## Begin STORED RECORDS

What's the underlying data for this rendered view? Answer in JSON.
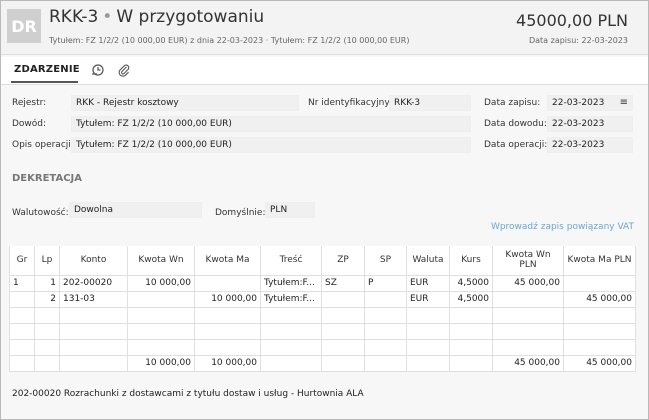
{
  "header": {
    "avatar": "DR",
    "doc_number": "RKK-3",
    "separator": "•",
    "status": "W przygotowaniu",
    "subtitle": "Tytułem: FZ 1/2/2 (10 000,00 EUR) z dnia 22-03-2023  ·  Tytułem: FZ 1/2/2 (10 000,00 EUR)",
    "amount": "45000,00 PLN",
    "entry_date": "Data zapisu: 22-03-2023"
  },
  "tabs": {
    "active": "ZDARZENIE",
    "icons": [
      "history-icon",
      "attachment-icon"
    ]
  },
  "form": {
    "rejestr_label": "Rejestr:",
    "rejestr_value": "RKK - Rejestr kosztowy",
    "nr_label": "Nr identyfikacyjny:",
    "nr_value": "RKK-3",
    "data_zapisu_label": "Data zapisu:",
    "data_zapisu_value": "22-03-2023",
    "dowod_label": "Dowód:",
    "dowod_value": "Tytułem: FZ 1/2/2 (10 000,00 EUR)",
    "data_dowodu_label": "Data dowodu:",
    "data_dowodu_value": "22-03-2023",
    "opis_label": "Opis operacji:",
    "opis_value": "Tytułem: FZ 1/2/2 (10 000,00 EUR)",
    "data_operacji_label": "Data operacji:",
    "data_operacji_value": "22-03-2023"
  },
  "dekretacja": {
    "title": "DEKRETACJA",
    "walutowosc_label": "Walutowość:",
    "walutowosc_value": "Dowolna",
    "domyslnie_label": "Domyślnie:",
    "domyslnie_value": "PLN",
    "vat_link": "Wprowadź zapis powiązany VAT"
  },
  "table": {
    "columns": [
      "Gr",
      "Lp",
      "Konto",
      "Kwota Wn",
      "Kwota Ma",
      "Treść",
      "ZP",
      "SP",
      "Waluta",
      "Kurs",
      "Kwota Wn PLN",
      "Kwota Ma PLN"
    ],
    "rows": [
      [
        "1",
        "1",
        "202-00020",
        "10 000,00",
        "",
        "Tytułem:F...",
        "SZ",
        "P",
        "EUR",
        "4,5000",
        "45 000,00",
        ""
      ],
      [
        "",
        "2",
        "131-03",
        "",
        "10 000,00",
        "Tytułem:F...",
        "",
        "",
        "EUR",
        "4,5000",
        "",
        "45 000,00"
      ]
    ],
    "empty_rows": 3,
    "totals": [
      "",
      "",
      "",
      "10 000,00",
      "10 000,00",
      "",
      "",
      "",
      "",
      "",
      "45 000,00",
      "45 000,00"
    ]
  },
  "footer": {
    "account_description": "202-00020   Rozrachunki z dostawcami z tytułu dostaw i usług - Hurtownia ALA"
  }
}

## End STORED RECORDS

## AIM OF THE EXERCISE
Please write out all the data again word for word, but not the pictures.

## RESULT OF THE EXERCISE
What's the underlying data for this rendered view? Answer in JSON.
{
  "header": {
    "avatar": "DR",
    "doc_number": "RKK-3",
    "separator": "•",
    "status": "W przygotowaniu",
    "subtitle": "Tytułem: FZ 1/2/2 (10 000,00 EUR) z dnia 22-03-2023  ·  Tytułem: FZ 1/2/2 (10 000,00 EUR)",
    "amount": "45000,00 PLN",
    "entry_date": "Data zapisu: 22-03-2023"
  },
  "tabs": {
    "active": "ZDARZENIE",
    "icons": [
      "history-icon",
      "attachment-icon"
    ]
  },
  "form": {
    "rejestr_label": "Rejestr:",
    "rejestr_value": "RKK - Rejestr kosztowy",
    "nr_label": "Nr identyfikacyjny:",
    "nr_value": "RKK-3",
    "data_zapisu_label": "Data zapisu:",
    "data_zapisu_value": "22-03-2023",
    "dowod_label": "Dowód:",
    "dowod_value": "Tytułem: FZ 1/2/2 (10 000,00 EUR)",
    "data_dowodu_label": "Data dowodu:",
    "data_dowodu_value": "22-03-2023",
    "opis_label": "Opis operacji:",
    "opis_value": "Tytułem: FZ 1/2/2 (10 000,00 EUR)",
    "data_operacji_label": "Data operacji:",
    "data_operacji_value": "22-03-2023"
  },
  "dekretacja": {
    "title": "DEKRETACJA",
    "walutowosc_label": "Walutowość:",
    "walutowosc_value": "Dowolna",
    "domyslnie_label": "Domyślnie:",
    "domyslnie_value": "PLN",
    "vat_link": "Wprowadź zapis powiązany VAT"
  },
  "table": {
    "columns": [
      "Gr",
      "Lp",
      "Konto",
      "Kwota Wn",
      "Kwota Ma",
      "Treść",
      "ZP",
      "SP",
      "Waluta",
      "Kurs",
      "Kwota Wn PLN",
      "Kwota Ma PLN"
    ],
    "rows": [
      [
        "1",
        "1",
        "202-00020",
        "10 000,00",
        "",
        "Tytułem:F...",
        "SZ",
        "P",
        "EUR",
        "4,5000",
        "45 000,00",
        ""
      ],
      [
        "",
        "2",
        "131-03",
        "",
        "10 000,00",
        "Tytułem:F...",
        "",
        "",
        "EUR",
        "4,5000",
        "",
        "45 000,00"
      ]
    ],
    "empty_rows": 3,
    "totals": [
      "",
      "",
      "",
      "10 000,00",
      "10 000,00",
      "",
      "",
      "",
      "",
      "",
      "45 000,00",
      "45 000,00"
    ]
  },
  "footer": {
    "account_description": "202-00020   Rozrachunki z dostawcami z tytułu dostaw i usług - Hurtownia ALA"
  }
}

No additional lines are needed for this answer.